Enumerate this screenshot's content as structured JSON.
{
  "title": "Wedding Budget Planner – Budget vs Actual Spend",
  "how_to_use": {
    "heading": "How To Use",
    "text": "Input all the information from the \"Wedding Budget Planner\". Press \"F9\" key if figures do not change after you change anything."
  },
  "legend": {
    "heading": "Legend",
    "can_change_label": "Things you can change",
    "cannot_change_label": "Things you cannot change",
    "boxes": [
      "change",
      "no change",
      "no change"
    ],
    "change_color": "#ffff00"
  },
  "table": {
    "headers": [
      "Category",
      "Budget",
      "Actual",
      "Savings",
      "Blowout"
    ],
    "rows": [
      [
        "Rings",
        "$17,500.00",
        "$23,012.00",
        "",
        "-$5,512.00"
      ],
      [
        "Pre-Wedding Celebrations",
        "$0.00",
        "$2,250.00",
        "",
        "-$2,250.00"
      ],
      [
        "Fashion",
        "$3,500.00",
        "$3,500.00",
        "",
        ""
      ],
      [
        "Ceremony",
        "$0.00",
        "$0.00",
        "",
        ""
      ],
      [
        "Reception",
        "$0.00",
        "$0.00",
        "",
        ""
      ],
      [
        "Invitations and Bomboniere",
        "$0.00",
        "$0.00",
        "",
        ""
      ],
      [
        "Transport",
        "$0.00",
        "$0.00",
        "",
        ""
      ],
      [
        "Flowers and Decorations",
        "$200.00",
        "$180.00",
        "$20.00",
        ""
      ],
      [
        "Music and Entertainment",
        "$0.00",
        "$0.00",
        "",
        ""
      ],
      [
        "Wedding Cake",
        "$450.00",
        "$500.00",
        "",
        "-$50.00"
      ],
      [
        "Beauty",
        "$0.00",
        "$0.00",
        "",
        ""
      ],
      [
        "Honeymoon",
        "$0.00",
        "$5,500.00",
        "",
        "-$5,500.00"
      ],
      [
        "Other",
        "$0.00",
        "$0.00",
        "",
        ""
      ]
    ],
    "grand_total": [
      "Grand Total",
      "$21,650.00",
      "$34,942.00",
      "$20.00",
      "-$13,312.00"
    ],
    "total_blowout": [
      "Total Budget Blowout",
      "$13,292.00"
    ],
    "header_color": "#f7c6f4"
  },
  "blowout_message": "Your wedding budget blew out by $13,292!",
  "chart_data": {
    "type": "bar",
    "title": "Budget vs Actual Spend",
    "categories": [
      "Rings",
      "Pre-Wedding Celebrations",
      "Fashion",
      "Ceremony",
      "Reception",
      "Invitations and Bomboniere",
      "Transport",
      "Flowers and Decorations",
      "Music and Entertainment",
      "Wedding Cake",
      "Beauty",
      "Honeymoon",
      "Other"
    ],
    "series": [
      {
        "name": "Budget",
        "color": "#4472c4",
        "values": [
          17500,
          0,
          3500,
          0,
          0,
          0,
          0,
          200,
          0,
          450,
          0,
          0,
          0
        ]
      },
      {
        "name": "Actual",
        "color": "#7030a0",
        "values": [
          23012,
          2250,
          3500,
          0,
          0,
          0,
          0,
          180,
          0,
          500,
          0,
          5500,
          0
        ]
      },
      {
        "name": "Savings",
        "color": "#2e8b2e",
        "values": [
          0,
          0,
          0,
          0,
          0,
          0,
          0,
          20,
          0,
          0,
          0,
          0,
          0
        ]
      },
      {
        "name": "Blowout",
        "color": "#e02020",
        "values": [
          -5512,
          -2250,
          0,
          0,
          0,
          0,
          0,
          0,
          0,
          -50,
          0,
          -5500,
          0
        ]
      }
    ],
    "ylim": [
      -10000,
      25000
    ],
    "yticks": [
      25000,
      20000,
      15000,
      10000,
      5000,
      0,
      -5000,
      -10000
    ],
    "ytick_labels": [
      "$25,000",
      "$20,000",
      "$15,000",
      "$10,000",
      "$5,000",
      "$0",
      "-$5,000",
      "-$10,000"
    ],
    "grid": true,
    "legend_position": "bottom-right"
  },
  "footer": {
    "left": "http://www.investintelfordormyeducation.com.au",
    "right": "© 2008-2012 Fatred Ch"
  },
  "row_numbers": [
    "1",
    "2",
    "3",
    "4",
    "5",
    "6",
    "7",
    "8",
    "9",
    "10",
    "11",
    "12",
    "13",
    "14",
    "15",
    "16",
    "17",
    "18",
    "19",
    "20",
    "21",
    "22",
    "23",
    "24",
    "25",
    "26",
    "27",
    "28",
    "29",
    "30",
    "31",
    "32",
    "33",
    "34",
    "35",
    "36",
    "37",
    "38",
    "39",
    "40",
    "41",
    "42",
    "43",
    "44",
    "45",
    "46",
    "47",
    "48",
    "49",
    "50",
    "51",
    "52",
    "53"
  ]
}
━━━━━━━━━━━━━━━━━━━━━━━━━━━━━━
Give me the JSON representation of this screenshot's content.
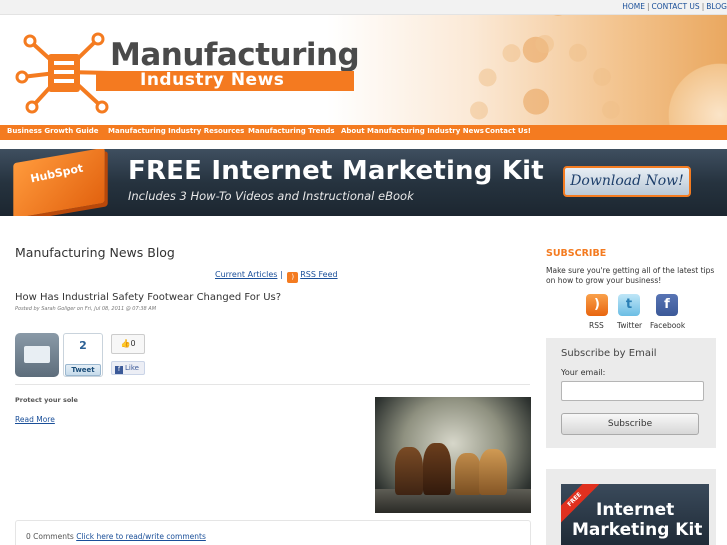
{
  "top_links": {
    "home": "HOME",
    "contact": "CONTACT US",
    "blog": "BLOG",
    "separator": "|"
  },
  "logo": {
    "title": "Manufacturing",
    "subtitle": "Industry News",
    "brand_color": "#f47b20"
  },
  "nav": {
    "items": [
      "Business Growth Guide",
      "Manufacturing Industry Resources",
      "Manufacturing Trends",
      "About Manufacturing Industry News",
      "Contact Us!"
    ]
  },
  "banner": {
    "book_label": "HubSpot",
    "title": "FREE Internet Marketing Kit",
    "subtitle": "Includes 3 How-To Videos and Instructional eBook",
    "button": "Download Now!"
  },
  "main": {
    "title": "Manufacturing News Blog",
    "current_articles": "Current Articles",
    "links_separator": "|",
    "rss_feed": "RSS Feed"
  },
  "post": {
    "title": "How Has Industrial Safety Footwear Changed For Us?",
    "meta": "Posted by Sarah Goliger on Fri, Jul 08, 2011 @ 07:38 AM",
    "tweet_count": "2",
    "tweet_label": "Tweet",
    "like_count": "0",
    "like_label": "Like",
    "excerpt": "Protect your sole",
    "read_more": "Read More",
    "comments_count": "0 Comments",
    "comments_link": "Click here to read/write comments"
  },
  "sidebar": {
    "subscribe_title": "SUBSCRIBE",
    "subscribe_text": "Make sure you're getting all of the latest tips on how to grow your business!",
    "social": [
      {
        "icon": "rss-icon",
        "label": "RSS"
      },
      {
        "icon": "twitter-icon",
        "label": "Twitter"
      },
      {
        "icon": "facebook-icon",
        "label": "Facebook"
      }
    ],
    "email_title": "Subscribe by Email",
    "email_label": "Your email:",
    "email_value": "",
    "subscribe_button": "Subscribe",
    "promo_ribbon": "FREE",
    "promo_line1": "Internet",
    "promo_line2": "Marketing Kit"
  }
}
━━━━━━━━━━━━━━━━━━━━━━━━━━━━━━
YOUR GOAL
Collect, from the material above, every line containing the word "this".

EXERCISE RESPONSE
Enumerate this screenshot's content as structured JSON.
Give me the JSON representation of this screenshot's content.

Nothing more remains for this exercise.